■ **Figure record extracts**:
_____
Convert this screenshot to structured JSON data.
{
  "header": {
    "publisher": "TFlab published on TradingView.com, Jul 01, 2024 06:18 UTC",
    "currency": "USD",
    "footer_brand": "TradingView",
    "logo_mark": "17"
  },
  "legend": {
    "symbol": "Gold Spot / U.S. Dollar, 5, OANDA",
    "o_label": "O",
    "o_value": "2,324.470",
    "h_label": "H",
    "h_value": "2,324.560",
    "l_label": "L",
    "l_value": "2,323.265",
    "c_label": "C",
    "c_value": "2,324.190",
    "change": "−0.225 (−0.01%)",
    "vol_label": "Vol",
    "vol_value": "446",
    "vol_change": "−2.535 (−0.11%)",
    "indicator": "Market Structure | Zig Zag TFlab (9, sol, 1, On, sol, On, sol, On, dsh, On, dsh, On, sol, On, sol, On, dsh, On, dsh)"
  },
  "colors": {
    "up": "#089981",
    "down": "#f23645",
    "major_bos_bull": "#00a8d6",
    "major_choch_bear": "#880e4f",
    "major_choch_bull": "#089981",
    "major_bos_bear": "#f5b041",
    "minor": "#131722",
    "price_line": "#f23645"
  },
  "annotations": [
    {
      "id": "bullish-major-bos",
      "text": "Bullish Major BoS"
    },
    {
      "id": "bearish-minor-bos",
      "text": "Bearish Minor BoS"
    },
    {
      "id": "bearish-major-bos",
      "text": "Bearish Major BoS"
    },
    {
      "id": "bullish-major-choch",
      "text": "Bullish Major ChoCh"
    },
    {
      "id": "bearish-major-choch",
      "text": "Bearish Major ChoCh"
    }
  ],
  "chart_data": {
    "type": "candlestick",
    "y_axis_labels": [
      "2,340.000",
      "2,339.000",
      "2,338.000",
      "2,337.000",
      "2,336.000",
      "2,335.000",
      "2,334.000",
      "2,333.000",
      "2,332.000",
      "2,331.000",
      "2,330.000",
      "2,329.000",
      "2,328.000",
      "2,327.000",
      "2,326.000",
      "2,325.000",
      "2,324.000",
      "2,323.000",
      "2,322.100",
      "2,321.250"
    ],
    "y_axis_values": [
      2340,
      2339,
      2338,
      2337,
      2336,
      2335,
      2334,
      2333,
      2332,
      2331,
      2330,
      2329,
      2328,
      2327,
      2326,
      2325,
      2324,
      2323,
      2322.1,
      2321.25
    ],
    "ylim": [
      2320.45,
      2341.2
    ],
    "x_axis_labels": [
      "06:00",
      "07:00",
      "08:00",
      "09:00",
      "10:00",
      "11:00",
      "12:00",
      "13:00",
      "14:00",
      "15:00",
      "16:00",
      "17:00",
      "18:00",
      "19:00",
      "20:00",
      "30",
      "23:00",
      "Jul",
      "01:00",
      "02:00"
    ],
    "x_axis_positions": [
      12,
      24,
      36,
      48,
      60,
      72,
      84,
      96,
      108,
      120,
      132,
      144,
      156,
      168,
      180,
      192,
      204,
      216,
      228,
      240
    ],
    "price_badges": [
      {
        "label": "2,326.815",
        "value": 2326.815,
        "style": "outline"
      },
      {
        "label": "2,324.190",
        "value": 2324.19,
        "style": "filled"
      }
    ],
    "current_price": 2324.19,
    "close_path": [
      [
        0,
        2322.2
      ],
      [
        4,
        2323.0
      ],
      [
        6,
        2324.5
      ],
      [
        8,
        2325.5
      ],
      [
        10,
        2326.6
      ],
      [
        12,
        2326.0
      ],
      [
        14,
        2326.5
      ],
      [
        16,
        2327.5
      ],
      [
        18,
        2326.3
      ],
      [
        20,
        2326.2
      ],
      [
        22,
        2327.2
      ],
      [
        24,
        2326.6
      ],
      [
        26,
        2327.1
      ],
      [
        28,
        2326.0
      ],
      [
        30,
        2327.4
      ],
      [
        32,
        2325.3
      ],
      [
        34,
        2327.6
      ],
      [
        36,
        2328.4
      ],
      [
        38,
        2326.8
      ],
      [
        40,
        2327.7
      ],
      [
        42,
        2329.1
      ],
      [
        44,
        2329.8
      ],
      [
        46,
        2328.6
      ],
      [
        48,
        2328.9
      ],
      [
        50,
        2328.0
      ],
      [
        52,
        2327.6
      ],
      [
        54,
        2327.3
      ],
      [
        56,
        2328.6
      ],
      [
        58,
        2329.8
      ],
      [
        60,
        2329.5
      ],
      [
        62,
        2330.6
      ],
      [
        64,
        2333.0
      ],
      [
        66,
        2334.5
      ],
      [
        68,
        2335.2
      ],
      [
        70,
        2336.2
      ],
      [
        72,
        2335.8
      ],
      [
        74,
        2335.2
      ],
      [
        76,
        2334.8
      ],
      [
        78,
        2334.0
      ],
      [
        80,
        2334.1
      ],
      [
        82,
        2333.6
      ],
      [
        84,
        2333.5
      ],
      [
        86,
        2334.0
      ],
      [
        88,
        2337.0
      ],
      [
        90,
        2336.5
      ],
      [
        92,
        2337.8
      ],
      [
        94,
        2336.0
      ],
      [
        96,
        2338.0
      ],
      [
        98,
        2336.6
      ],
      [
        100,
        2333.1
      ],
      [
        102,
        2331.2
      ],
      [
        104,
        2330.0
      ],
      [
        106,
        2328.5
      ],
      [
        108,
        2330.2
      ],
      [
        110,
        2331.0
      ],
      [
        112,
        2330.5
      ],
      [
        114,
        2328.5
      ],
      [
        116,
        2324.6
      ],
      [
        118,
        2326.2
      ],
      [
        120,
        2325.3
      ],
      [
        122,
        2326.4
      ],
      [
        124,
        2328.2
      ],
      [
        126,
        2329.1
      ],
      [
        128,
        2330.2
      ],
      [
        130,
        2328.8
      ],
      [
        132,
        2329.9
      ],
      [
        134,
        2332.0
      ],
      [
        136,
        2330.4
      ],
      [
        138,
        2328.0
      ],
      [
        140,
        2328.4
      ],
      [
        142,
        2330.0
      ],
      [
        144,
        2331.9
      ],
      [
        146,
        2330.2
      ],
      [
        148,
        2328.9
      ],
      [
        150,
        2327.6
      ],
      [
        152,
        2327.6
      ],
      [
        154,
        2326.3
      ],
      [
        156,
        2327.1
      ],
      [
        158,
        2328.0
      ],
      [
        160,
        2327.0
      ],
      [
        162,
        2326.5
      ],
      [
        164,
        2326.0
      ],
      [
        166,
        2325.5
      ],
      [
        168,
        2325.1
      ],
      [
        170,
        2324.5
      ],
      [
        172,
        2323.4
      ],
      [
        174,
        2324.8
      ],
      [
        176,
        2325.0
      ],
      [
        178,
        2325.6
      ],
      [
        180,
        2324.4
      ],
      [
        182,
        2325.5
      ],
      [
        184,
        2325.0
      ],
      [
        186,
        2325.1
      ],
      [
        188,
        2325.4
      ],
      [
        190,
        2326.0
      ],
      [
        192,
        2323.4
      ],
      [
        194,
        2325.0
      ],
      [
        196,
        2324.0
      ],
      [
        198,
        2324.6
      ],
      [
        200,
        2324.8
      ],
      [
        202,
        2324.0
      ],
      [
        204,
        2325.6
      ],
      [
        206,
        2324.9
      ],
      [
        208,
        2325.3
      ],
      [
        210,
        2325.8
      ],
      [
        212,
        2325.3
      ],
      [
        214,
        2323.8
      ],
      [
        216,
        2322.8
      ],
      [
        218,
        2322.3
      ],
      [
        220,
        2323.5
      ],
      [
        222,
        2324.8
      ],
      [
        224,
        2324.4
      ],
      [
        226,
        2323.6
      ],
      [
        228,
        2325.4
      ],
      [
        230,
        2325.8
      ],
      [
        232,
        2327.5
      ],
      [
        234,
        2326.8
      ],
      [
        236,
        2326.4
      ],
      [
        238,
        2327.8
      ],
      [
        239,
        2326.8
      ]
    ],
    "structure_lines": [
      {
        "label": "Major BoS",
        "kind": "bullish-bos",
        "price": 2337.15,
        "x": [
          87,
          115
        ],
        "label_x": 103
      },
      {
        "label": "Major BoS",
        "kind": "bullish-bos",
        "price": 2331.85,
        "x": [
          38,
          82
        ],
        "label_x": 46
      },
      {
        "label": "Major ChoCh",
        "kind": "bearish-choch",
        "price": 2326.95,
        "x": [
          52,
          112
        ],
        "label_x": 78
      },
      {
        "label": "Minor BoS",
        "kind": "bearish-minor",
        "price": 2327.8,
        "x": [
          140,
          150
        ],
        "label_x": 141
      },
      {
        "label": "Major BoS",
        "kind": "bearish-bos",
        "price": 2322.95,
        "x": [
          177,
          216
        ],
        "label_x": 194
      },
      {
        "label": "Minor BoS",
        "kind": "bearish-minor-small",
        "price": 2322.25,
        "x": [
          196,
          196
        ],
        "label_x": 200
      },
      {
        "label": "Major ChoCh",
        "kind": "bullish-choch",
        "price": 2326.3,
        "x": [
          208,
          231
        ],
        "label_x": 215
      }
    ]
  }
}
_____
■ **Short problem**:
In how many lines does the word "kind" appear? Respond with the number alone.

■ **Solution**:
7